• PROBLEM TO WORK ON:
Which lines run from the line with "Extract all elements" to the line with "y-tick-label: 1.28575 bbox=[1137, 80, 1174, 90]"? Echo them back verbatim, leaving out the pictures.

::: GIVEN ENTRIES :::

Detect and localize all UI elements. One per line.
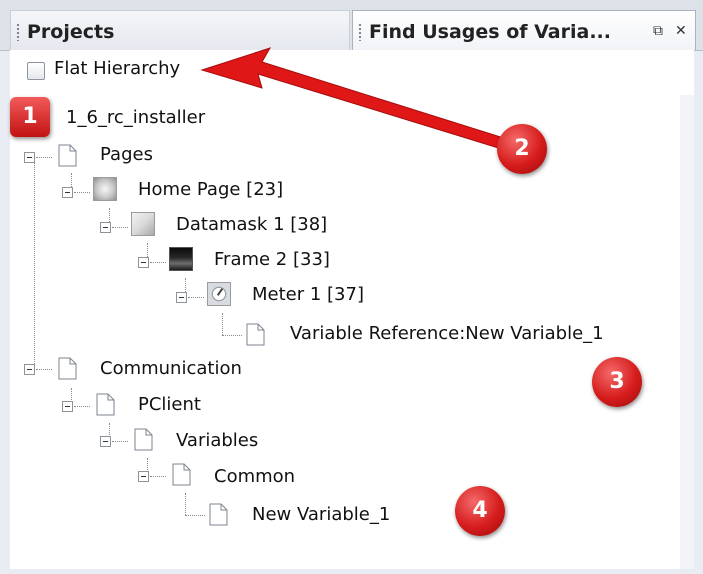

:::
::: GIVEN ENTRIES :::

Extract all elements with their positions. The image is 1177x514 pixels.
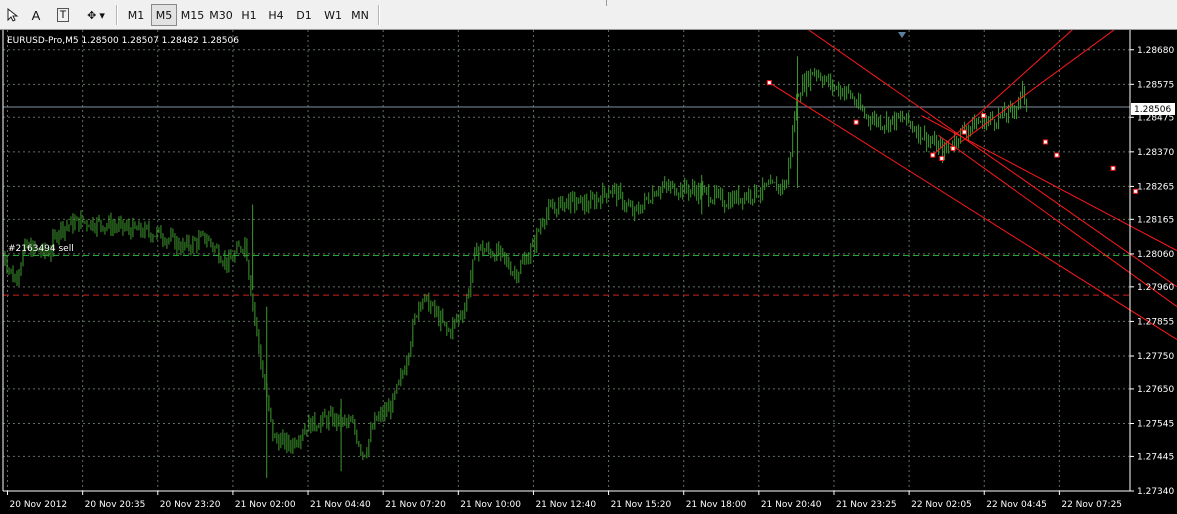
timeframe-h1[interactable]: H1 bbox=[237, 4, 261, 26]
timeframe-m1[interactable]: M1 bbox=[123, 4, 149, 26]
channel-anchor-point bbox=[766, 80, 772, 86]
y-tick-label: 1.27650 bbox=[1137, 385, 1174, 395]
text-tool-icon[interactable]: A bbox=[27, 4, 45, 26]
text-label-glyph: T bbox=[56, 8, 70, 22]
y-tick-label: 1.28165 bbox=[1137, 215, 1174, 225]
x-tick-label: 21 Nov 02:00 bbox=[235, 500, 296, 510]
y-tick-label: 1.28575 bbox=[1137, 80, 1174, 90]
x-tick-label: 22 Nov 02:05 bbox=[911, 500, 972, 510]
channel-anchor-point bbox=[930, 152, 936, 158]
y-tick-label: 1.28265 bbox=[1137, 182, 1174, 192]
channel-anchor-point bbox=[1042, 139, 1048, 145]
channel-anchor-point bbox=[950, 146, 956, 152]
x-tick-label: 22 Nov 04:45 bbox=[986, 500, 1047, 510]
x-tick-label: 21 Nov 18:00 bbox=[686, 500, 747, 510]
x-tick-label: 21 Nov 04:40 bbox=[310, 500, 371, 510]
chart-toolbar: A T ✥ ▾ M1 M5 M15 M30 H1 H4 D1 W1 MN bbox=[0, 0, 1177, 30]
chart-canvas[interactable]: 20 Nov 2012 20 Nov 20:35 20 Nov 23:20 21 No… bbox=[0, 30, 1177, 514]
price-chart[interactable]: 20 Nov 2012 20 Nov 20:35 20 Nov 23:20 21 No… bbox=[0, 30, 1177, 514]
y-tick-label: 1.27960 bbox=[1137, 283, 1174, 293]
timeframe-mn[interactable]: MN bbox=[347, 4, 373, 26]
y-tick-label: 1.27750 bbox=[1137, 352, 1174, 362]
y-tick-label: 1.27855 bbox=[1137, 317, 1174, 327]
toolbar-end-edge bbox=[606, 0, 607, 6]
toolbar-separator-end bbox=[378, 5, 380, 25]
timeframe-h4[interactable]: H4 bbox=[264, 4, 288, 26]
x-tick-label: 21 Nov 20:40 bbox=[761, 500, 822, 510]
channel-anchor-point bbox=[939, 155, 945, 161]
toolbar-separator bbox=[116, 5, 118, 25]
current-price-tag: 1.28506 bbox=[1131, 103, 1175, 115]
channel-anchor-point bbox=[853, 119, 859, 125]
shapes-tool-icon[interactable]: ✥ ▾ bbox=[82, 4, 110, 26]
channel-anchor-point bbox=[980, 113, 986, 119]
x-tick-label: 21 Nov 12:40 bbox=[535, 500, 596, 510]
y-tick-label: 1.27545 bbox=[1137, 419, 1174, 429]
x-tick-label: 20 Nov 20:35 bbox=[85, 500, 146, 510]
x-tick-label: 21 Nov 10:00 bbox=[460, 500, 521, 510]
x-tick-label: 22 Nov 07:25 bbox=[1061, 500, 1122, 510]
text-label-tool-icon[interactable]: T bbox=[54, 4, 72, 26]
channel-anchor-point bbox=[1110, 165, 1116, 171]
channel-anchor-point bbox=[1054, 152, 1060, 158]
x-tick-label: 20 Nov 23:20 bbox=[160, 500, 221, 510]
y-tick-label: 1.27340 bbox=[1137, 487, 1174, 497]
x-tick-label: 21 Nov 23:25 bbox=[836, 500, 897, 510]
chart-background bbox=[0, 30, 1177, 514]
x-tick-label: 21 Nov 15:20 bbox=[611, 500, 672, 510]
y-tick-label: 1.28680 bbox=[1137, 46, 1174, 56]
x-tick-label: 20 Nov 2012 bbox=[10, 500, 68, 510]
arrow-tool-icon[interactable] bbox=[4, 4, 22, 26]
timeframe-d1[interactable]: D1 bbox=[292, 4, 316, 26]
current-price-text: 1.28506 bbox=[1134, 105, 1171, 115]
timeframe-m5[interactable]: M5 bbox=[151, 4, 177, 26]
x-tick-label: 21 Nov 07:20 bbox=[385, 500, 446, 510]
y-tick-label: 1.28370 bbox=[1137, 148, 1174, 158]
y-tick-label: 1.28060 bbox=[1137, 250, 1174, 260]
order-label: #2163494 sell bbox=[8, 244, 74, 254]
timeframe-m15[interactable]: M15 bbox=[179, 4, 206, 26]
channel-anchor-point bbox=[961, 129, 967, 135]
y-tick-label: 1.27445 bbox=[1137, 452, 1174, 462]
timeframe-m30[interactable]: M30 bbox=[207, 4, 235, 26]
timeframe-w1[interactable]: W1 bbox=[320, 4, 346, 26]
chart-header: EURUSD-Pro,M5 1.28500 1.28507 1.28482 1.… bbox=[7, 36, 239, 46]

:::
::: GIVEN ENTRIES :::

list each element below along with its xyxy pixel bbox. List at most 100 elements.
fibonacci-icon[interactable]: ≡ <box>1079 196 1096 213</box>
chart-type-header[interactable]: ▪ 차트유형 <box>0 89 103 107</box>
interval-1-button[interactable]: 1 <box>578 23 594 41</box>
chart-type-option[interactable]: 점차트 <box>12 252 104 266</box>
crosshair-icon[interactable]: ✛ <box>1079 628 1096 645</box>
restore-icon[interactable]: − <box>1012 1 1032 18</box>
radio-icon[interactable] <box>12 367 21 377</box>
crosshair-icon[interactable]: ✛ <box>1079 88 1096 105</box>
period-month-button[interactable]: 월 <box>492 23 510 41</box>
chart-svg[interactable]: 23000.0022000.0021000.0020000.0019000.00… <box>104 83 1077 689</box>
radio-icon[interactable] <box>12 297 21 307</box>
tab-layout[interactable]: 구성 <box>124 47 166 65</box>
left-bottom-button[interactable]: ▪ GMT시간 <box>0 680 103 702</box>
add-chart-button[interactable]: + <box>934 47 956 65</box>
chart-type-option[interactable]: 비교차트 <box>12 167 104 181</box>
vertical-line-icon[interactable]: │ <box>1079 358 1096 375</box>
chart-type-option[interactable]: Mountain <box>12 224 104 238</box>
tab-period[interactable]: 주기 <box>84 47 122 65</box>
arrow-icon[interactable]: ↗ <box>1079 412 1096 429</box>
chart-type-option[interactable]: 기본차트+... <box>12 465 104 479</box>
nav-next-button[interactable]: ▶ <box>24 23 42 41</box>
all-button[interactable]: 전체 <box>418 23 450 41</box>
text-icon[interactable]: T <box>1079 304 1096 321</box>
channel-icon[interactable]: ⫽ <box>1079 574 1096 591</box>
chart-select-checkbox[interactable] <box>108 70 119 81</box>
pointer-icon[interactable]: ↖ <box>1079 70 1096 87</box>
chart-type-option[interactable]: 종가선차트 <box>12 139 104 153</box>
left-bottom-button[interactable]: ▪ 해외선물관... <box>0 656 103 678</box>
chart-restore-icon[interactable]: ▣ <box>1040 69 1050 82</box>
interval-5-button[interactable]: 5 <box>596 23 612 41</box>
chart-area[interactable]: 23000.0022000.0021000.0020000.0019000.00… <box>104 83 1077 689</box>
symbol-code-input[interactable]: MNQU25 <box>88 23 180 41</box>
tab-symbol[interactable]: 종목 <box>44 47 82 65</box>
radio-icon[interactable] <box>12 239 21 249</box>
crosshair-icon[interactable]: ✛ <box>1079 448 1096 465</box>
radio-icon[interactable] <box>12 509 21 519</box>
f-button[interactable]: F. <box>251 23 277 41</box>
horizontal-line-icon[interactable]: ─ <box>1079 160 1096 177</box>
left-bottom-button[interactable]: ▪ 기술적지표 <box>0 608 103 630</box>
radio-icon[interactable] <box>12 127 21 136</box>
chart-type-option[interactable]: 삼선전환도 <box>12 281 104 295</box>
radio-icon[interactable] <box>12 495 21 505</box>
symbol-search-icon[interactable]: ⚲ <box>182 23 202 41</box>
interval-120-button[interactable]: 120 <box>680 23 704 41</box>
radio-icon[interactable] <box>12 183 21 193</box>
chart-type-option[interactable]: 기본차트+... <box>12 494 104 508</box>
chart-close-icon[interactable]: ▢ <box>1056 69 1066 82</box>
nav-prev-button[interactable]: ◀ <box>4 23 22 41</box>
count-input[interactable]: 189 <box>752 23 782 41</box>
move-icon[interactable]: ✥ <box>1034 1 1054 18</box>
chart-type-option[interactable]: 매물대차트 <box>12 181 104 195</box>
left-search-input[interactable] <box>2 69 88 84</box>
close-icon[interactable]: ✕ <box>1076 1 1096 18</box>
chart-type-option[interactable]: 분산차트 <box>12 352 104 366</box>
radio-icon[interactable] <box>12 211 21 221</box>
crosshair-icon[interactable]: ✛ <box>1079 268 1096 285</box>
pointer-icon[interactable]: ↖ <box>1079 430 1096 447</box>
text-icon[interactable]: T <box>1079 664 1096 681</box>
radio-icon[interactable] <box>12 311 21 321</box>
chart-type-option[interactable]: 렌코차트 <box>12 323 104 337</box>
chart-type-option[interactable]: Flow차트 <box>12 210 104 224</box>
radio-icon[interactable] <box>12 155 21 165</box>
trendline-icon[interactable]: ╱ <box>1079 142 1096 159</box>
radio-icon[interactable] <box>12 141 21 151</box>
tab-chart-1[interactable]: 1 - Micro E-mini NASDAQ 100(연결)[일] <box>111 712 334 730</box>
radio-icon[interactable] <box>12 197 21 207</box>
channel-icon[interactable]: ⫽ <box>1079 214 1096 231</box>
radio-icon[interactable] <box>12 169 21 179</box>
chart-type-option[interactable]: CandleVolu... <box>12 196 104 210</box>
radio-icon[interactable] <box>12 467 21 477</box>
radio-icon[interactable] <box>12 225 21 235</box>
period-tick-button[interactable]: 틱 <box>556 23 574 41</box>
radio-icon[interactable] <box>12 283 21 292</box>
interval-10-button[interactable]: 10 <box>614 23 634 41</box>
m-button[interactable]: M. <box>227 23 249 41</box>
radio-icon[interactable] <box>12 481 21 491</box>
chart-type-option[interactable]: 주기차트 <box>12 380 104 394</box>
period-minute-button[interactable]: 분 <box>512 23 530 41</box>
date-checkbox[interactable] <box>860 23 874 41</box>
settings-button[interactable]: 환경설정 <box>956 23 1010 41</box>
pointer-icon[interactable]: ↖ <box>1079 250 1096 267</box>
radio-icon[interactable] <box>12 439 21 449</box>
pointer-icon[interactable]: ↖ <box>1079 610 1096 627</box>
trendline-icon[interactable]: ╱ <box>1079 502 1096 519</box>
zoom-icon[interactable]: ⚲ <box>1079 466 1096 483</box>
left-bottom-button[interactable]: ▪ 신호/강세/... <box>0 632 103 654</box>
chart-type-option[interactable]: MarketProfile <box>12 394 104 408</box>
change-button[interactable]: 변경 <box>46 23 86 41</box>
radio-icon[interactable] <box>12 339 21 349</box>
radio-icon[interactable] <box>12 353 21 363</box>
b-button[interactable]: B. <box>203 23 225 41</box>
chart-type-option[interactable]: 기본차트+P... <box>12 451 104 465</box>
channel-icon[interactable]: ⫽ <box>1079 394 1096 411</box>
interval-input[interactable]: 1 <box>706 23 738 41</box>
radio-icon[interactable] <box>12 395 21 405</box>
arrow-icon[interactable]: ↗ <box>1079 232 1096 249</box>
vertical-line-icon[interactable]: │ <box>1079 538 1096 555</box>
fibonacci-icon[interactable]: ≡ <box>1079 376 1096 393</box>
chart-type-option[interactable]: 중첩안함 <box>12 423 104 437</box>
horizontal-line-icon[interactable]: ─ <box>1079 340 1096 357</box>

:::

• SOLUTION:
Extract all elements with their positions. The image is 1177x514 pixels.
timeframe-h1[interactable]: H1 bbox=[237, 4, 261, 26]
timeframe-m1[interactable]: M1 bbox=[123, 4, 149, 26]
channel-anchor-point bbox=[766, 80, 772, 86]
y-tick-label: 1.27650 bbox=[1137, 385, 1174, 395]
text-tool-icon[interactable]: A bbox=[27, 4, 45, 26]
text-label-glyph: T bbox=[56, 8, 70, 22]
y-tick-label: 1.28165 bbox=[1137, 215, 1174, 225]
x-tick-label: 21 Nov 02:00 bbox=[235, 500, 296, 510]
y-tick-label: 1.28575 bbox=[1137, 80, 1174, 90]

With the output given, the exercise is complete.